__Work to do__
Locate the string "title" in the listing below. Copy every line where it is found.

(Data excerpts)

▶

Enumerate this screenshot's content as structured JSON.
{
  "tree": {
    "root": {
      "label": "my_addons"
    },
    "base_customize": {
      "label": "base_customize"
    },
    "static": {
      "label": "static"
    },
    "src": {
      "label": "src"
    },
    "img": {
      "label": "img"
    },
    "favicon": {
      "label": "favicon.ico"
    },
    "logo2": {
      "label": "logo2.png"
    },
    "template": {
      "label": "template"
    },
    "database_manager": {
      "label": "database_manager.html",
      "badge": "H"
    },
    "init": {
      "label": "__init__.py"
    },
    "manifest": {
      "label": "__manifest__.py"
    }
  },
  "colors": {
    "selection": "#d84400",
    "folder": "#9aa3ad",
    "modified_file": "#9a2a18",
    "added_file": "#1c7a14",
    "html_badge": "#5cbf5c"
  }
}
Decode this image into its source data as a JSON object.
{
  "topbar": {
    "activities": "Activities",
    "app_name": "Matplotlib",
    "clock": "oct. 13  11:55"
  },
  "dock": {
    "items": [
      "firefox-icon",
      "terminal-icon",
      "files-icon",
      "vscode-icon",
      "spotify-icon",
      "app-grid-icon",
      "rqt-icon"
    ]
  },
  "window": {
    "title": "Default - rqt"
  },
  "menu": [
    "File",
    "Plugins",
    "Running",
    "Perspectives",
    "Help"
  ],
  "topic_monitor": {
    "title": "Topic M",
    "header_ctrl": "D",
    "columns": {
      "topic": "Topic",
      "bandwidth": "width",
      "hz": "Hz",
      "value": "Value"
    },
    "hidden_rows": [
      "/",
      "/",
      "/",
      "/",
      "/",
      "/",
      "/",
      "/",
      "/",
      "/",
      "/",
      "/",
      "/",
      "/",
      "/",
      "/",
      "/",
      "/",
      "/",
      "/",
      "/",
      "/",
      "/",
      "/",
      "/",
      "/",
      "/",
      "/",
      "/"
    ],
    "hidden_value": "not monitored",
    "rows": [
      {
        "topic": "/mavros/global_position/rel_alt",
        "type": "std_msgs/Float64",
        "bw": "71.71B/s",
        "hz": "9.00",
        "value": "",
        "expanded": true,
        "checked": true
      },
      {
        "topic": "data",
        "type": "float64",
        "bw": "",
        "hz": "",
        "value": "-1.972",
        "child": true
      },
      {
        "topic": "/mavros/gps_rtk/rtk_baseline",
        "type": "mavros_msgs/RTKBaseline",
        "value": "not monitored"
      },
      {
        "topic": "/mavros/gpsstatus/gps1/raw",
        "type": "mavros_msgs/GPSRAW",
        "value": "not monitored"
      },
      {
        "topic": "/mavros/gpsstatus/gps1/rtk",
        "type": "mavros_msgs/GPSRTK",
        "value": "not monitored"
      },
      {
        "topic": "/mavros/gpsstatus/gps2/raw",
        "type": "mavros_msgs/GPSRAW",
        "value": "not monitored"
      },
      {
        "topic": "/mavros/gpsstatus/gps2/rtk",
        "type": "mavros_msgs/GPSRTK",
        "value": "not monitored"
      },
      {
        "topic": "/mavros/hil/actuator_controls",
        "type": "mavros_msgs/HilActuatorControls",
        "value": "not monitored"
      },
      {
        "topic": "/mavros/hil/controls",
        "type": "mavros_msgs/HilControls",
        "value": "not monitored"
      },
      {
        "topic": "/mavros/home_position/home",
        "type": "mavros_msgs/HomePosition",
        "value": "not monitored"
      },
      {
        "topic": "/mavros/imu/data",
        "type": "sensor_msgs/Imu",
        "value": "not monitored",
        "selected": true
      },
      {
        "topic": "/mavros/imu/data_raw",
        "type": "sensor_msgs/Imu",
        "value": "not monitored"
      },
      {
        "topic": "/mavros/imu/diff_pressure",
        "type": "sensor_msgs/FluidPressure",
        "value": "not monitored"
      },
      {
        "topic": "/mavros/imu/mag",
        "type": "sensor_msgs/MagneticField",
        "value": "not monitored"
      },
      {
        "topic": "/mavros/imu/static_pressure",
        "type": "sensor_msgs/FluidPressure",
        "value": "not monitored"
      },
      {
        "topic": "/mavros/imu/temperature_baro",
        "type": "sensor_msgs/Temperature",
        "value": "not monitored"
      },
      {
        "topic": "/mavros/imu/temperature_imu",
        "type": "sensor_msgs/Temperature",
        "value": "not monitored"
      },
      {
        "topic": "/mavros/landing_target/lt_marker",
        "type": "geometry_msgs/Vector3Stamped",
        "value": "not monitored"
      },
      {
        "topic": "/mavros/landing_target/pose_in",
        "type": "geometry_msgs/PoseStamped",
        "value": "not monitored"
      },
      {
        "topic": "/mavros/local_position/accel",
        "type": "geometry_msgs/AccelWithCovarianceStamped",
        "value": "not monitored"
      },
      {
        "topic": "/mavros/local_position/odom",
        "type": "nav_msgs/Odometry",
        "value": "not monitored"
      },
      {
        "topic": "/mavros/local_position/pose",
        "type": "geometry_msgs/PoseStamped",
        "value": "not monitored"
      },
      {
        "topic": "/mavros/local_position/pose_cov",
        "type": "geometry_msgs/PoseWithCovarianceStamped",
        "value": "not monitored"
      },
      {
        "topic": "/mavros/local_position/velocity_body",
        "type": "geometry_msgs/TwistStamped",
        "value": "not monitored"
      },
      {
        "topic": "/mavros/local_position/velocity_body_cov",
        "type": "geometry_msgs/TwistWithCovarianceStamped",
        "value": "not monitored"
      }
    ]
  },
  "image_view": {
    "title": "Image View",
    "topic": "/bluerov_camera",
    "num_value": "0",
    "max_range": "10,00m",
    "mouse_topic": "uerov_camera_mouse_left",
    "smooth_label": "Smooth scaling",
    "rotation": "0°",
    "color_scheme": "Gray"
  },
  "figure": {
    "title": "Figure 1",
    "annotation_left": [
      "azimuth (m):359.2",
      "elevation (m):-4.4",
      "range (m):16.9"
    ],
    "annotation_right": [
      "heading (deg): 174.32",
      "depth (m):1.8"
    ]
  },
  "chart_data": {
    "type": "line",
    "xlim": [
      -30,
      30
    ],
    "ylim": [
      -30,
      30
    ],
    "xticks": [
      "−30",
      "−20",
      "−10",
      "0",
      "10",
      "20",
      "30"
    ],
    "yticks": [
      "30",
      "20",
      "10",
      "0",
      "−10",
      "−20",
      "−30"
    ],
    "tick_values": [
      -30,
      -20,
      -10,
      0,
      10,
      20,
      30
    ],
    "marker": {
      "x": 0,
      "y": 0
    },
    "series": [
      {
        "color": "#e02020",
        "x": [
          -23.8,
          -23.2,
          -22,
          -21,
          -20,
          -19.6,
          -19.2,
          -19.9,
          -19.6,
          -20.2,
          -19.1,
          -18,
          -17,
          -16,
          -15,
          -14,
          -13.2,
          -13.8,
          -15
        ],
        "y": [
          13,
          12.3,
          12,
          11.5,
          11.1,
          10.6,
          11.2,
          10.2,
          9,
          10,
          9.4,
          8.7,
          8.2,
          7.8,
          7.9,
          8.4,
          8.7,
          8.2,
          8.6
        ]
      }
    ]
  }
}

◀

__Reply__
    "title": "Default - rqt"
    "title": "Topic M",
    "title": "Image View",
    "title": "Figure 1",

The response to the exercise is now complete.